◆ EXERCISE DESCRIPTION
From the records below, copy every line that contains the word "title".

◆ MATERIALS PROVIDED
● ● ● ● ● ● ●
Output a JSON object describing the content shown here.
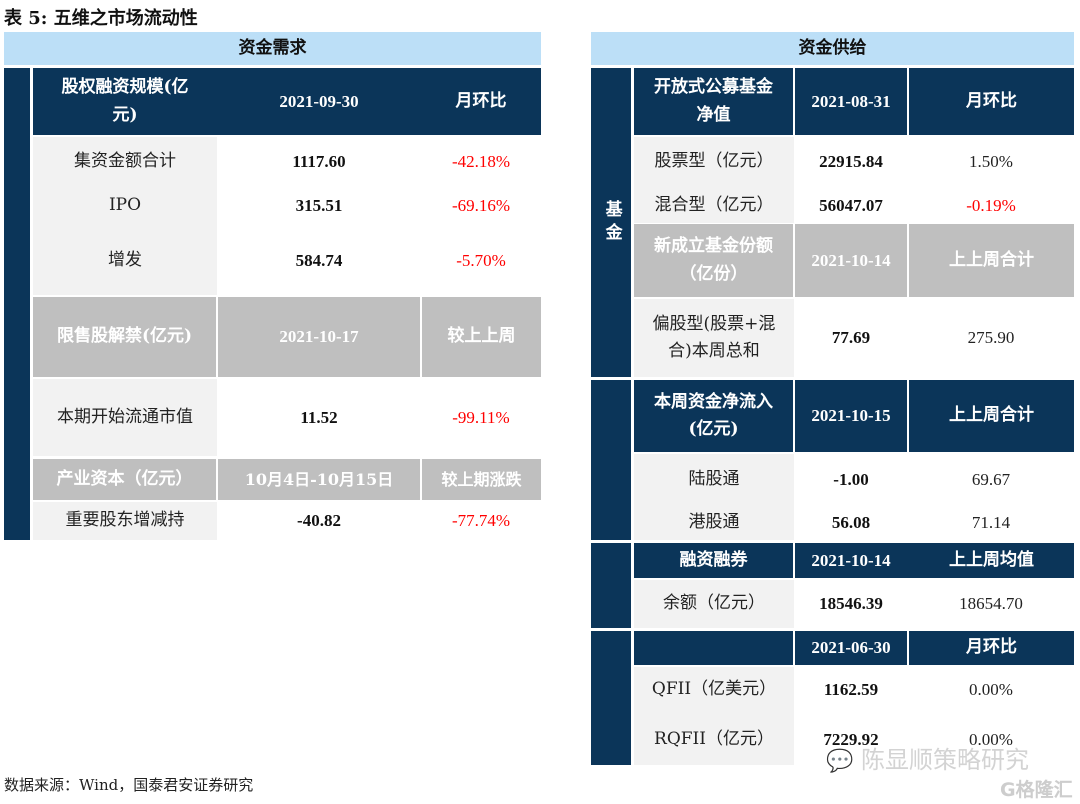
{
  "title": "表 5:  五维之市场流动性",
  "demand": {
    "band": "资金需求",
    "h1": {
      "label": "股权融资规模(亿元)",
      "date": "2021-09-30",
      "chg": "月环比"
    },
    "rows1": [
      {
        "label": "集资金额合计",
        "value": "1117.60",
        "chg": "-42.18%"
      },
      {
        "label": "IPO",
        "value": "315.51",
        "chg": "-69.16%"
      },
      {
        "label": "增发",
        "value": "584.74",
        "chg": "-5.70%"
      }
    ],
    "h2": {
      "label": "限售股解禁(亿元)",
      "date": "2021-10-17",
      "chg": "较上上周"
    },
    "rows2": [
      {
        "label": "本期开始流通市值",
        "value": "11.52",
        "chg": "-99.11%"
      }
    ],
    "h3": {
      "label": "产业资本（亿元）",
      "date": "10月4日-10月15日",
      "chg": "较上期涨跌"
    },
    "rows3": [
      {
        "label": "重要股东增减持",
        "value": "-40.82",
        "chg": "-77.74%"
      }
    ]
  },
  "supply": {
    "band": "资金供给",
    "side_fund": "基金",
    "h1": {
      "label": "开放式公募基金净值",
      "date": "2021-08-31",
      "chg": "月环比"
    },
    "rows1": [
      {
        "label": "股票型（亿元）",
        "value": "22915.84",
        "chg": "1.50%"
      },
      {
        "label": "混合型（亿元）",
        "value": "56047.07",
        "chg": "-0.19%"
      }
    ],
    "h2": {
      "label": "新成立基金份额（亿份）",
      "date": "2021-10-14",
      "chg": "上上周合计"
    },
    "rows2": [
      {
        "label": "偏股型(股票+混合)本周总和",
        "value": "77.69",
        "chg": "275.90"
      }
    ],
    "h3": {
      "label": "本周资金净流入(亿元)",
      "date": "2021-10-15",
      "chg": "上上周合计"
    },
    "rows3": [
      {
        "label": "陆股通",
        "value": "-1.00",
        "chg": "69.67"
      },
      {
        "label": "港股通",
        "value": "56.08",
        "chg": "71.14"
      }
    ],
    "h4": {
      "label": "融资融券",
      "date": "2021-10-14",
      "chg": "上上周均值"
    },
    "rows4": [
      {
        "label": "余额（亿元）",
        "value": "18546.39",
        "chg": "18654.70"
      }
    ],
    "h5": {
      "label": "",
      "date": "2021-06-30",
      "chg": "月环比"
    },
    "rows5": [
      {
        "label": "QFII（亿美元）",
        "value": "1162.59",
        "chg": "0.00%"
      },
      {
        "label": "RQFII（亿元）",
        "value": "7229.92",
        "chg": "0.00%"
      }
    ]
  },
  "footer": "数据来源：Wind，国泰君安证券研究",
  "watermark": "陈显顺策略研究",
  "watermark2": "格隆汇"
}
● ● ● ● ● ● ●
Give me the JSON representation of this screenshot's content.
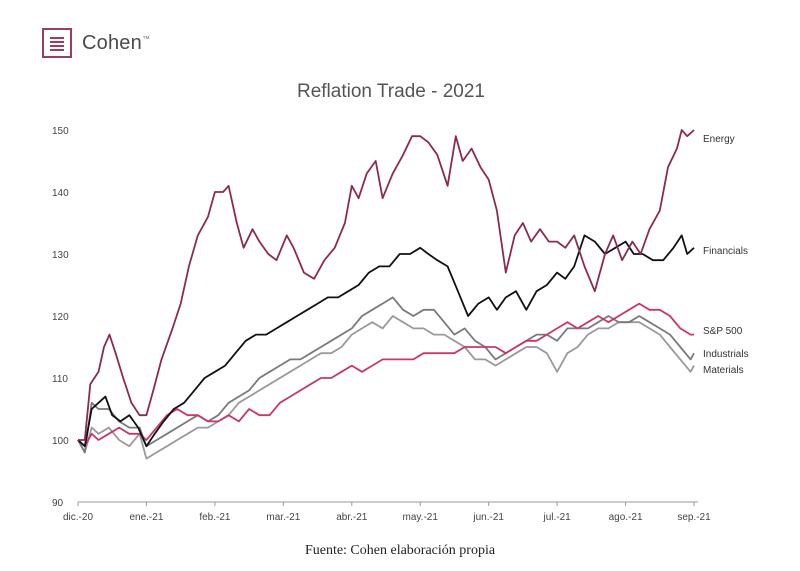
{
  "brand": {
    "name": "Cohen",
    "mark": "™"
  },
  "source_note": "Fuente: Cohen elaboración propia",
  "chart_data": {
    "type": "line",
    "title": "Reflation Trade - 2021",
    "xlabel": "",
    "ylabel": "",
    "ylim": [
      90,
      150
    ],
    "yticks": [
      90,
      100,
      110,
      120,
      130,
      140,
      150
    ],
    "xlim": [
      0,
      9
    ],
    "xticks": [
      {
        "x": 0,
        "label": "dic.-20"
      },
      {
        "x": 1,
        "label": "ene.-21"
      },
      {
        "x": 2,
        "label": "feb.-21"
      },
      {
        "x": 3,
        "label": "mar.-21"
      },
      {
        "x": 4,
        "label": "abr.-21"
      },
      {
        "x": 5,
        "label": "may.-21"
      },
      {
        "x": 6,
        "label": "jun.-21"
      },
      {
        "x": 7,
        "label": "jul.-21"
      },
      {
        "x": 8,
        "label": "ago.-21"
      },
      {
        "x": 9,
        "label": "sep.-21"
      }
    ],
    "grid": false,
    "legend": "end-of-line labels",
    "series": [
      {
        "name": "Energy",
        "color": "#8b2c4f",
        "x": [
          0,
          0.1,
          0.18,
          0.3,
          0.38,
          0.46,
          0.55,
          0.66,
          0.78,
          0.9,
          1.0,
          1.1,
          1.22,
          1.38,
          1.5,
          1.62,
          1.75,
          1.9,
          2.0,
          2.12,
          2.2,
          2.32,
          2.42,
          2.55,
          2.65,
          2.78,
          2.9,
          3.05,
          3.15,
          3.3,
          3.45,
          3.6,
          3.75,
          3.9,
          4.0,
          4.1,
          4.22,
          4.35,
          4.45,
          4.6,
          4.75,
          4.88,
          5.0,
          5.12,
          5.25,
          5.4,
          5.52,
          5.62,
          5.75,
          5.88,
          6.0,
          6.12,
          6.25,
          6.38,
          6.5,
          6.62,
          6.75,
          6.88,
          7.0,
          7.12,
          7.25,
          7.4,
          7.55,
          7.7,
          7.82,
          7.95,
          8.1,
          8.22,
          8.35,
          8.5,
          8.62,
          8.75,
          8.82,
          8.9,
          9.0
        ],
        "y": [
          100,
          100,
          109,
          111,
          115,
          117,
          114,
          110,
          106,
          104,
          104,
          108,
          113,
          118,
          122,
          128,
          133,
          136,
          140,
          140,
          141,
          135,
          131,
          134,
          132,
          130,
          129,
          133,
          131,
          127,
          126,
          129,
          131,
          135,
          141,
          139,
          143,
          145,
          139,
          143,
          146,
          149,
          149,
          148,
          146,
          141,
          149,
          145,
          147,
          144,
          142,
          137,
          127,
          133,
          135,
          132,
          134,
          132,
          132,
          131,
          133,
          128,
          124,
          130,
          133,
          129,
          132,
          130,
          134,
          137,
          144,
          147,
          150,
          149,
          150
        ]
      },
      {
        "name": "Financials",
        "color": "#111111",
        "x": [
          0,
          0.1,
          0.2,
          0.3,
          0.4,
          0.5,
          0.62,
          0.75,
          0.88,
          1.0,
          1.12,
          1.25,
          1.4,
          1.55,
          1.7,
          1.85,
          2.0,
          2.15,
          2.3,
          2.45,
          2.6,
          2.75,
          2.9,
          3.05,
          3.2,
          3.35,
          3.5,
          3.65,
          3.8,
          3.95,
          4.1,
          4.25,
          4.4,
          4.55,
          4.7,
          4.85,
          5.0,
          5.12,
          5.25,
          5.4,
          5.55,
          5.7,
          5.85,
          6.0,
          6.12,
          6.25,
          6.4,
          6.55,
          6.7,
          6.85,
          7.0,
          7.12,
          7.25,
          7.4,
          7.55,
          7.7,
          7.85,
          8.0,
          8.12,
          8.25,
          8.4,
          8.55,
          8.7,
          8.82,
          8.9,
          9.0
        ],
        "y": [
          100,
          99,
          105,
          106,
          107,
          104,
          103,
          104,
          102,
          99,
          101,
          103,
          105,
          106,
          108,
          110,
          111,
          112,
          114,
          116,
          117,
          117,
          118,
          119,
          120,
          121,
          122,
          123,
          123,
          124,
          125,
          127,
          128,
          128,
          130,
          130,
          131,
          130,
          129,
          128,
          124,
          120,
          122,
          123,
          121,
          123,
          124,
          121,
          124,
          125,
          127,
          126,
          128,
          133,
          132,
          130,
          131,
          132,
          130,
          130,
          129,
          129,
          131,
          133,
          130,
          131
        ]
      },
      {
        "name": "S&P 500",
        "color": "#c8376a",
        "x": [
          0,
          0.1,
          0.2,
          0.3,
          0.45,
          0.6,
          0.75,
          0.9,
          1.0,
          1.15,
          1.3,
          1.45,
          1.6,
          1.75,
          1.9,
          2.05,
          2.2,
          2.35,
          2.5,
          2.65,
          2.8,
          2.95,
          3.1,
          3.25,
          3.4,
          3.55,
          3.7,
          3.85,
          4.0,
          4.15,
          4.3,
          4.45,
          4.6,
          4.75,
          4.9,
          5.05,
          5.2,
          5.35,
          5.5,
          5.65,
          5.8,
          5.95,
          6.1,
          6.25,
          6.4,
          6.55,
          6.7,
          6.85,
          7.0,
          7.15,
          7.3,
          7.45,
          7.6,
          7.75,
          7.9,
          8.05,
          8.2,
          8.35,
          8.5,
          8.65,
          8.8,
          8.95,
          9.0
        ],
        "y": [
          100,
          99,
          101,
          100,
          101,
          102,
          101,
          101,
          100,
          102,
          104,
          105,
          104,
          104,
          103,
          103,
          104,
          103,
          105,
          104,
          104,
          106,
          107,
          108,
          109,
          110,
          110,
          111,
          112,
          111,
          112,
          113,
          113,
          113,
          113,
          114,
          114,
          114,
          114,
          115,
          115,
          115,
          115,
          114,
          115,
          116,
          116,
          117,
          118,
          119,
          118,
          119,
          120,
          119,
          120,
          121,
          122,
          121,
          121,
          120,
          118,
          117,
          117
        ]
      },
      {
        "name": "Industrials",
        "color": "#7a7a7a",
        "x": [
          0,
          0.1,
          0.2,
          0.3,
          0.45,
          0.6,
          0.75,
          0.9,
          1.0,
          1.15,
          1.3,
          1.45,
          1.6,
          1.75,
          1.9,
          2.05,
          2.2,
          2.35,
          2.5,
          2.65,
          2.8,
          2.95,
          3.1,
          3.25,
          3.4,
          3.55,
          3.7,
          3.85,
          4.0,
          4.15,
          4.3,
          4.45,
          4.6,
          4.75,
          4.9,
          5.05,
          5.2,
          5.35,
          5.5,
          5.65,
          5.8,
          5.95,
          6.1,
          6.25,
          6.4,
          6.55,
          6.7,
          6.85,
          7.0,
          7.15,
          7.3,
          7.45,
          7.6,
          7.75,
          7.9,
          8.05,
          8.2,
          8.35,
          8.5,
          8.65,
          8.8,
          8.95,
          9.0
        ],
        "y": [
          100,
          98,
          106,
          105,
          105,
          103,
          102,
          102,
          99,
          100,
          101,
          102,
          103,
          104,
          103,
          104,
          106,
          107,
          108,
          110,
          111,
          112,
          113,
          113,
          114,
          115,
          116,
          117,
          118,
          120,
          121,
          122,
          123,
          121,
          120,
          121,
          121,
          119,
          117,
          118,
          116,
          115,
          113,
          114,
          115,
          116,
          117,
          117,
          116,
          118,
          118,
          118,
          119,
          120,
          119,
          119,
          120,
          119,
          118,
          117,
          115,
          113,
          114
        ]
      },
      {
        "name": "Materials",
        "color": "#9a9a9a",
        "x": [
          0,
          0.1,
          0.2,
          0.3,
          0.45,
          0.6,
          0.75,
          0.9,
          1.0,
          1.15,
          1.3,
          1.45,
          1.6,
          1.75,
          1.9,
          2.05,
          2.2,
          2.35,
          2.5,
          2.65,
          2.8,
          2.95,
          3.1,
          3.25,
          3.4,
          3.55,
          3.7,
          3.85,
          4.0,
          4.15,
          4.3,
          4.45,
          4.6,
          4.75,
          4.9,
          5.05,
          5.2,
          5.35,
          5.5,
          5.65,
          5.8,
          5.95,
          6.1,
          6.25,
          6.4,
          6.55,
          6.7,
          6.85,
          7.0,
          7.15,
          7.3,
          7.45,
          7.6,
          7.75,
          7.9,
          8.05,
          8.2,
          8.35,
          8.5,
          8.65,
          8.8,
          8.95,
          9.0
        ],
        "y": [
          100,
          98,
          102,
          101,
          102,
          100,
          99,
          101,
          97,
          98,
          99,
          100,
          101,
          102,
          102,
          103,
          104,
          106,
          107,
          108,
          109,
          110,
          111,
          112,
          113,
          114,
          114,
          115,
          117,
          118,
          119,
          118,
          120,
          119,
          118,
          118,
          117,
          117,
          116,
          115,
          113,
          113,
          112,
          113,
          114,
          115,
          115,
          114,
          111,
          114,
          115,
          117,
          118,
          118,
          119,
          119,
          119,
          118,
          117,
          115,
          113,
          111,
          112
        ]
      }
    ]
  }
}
● ● ● ● ● ● ●
◆ SOLUTION TO THIS TASK
  "title": "表 5:  五维之市场流动性",
    "title": "Reflation Trade - 2021",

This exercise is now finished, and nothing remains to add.